→ RECORDS FOR THIS TASK:

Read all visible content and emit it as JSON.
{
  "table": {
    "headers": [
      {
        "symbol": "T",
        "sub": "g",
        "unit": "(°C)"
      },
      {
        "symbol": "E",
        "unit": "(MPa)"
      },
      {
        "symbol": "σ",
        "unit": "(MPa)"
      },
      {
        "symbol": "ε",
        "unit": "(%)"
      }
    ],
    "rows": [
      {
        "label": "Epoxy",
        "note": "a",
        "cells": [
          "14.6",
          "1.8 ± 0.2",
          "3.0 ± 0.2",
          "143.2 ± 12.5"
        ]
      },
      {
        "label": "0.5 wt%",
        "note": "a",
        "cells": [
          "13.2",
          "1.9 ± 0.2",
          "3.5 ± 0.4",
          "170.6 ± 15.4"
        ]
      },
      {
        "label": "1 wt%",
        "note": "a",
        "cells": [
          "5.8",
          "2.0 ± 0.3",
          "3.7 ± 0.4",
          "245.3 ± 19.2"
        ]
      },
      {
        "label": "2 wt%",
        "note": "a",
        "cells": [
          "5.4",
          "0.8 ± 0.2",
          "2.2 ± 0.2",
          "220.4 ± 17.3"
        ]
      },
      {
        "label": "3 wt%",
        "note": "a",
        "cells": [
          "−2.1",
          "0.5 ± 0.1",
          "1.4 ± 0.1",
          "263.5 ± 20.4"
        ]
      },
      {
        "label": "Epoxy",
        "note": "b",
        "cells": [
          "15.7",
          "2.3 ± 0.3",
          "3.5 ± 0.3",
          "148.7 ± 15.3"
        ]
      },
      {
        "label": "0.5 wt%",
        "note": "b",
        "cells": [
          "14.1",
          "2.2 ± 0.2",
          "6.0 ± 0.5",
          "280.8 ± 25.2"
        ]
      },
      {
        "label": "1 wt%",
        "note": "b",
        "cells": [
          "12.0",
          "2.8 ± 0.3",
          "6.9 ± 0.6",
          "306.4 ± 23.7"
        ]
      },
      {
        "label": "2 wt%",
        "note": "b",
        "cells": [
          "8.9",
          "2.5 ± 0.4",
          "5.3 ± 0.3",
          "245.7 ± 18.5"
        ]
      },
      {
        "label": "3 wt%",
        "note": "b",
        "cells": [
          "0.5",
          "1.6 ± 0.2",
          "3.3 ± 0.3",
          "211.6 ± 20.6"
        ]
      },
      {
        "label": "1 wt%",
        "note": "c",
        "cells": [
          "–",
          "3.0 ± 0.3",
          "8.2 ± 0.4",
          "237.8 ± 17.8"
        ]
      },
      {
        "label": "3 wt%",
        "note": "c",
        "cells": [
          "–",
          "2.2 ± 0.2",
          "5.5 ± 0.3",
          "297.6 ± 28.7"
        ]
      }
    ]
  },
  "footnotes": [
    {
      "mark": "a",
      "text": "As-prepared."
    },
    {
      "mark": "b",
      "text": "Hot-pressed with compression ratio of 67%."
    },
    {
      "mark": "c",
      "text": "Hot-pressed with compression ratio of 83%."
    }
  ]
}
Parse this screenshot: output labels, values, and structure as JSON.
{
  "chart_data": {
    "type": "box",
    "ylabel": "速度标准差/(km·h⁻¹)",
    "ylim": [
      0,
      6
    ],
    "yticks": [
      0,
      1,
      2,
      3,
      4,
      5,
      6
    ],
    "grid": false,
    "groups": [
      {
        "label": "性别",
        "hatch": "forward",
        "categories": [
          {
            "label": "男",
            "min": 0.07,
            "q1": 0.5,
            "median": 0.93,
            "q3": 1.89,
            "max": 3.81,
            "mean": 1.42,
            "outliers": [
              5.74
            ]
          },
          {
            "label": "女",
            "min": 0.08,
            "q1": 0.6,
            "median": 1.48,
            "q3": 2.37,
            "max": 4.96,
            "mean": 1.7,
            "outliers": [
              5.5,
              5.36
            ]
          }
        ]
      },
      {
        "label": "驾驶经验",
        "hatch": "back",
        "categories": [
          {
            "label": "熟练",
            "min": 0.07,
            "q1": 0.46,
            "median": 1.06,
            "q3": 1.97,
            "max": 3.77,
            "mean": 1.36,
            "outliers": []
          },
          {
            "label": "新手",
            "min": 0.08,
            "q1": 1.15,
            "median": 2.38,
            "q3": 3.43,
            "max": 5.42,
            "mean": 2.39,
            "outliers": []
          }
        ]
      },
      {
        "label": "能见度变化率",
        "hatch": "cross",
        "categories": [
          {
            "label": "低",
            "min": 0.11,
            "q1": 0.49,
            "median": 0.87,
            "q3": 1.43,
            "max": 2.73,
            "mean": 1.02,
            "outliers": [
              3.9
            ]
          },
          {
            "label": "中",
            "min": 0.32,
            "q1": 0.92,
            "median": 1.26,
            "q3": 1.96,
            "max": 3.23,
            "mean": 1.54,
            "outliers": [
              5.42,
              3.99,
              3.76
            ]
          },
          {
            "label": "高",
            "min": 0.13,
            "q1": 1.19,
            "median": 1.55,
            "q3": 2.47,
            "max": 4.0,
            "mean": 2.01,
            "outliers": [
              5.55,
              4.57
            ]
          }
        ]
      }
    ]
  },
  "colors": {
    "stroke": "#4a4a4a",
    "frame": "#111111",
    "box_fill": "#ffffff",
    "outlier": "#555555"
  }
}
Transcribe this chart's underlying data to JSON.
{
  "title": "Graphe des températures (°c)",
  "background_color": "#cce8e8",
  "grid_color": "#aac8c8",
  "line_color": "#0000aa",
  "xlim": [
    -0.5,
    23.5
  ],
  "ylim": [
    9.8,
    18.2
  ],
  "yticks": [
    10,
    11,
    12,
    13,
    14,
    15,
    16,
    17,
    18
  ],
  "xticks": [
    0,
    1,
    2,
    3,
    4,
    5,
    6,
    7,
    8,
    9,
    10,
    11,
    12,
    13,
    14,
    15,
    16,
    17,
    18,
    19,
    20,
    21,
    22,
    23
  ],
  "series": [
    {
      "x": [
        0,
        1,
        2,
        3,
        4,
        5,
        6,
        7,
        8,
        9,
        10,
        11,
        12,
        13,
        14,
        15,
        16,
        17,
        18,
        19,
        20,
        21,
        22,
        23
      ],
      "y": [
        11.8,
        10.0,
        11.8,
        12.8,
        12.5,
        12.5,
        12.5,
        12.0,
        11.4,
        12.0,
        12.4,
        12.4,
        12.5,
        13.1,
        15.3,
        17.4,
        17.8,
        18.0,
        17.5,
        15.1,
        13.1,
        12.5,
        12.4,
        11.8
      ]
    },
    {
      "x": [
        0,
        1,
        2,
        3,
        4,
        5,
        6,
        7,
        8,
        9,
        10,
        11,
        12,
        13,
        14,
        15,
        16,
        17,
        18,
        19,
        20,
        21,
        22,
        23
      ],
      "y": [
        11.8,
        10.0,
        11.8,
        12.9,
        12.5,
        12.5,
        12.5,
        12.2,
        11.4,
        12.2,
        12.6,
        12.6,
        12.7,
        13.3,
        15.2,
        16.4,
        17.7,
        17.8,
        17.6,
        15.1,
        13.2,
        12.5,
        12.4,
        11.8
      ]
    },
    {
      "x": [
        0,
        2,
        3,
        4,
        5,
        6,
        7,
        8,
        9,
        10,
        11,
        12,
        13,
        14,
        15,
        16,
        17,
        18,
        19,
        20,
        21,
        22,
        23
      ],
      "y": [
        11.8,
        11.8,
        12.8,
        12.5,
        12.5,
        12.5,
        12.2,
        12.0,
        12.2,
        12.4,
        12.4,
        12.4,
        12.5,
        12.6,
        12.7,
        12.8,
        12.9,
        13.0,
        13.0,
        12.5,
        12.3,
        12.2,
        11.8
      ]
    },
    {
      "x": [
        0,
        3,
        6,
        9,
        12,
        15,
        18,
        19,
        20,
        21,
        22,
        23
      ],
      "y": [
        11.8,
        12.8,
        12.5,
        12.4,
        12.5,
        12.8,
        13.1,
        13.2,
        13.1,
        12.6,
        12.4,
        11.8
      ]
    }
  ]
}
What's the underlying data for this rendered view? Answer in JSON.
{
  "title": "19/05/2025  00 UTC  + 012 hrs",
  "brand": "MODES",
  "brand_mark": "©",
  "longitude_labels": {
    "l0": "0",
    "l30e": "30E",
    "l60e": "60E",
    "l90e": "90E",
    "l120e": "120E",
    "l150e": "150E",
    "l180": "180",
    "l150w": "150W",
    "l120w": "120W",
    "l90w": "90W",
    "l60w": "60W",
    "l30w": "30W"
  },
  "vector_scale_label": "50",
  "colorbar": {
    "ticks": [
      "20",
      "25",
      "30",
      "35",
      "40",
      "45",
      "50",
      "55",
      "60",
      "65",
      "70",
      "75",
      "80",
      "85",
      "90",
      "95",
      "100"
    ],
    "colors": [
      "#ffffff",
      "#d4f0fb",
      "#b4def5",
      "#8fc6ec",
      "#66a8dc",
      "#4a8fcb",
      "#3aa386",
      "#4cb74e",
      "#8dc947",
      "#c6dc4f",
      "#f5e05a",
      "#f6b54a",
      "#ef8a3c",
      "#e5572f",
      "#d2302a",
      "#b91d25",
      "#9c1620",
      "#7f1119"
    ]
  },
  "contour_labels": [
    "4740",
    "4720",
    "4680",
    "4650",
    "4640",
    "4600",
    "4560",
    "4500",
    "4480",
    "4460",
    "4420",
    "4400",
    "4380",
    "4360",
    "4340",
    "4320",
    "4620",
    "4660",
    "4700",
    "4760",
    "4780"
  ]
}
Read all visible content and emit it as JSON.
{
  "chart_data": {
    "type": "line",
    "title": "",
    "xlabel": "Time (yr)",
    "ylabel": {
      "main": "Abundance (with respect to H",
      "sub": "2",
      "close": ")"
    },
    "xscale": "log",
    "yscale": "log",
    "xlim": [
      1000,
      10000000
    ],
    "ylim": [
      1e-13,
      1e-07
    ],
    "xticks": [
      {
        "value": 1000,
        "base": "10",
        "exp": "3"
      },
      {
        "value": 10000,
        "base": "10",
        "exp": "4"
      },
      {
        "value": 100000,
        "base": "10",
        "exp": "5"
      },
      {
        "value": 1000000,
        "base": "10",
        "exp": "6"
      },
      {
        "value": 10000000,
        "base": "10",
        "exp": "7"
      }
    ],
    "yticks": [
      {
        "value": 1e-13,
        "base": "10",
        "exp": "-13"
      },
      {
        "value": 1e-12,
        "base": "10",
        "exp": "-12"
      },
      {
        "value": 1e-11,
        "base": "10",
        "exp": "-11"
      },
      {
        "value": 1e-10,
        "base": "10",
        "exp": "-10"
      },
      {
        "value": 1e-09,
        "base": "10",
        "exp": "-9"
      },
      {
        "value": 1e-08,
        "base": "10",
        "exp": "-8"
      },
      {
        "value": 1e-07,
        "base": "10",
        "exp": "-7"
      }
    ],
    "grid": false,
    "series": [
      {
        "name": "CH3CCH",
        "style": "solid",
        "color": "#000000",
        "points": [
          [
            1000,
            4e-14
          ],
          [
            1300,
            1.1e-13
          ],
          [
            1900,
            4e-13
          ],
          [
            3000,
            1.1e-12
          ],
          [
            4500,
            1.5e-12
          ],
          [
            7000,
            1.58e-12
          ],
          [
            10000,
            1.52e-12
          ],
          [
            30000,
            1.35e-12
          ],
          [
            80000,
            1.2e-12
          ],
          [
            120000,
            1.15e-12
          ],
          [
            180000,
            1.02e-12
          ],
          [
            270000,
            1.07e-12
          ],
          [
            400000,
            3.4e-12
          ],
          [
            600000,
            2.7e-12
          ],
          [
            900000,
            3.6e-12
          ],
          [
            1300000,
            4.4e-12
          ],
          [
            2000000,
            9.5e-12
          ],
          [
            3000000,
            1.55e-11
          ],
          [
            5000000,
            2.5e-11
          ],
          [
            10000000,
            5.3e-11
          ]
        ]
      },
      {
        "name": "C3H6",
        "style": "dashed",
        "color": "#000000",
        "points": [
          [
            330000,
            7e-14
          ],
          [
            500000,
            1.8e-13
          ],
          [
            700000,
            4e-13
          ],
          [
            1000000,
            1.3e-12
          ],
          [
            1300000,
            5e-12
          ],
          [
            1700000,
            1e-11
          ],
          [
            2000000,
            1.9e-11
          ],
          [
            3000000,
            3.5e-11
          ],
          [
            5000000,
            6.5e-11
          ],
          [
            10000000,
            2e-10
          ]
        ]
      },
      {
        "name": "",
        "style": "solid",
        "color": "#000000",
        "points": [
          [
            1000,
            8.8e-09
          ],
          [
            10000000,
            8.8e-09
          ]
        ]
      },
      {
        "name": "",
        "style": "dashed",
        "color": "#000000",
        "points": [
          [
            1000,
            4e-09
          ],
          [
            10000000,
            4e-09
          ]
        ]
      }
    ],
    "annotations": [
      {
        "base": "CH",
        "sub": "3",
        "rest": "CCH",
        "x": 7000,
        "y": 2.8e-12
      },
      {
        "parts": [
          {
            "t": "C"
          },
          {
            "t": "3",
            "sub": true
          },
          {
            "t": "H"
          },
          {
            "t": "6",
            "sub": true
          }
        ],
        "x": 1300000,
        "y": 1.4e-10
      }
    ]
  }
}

→ GIVEN REQUEST:
Search the lines for the word "pressed" and report how many contain it, by number only.

→ TASK ANSWER:
2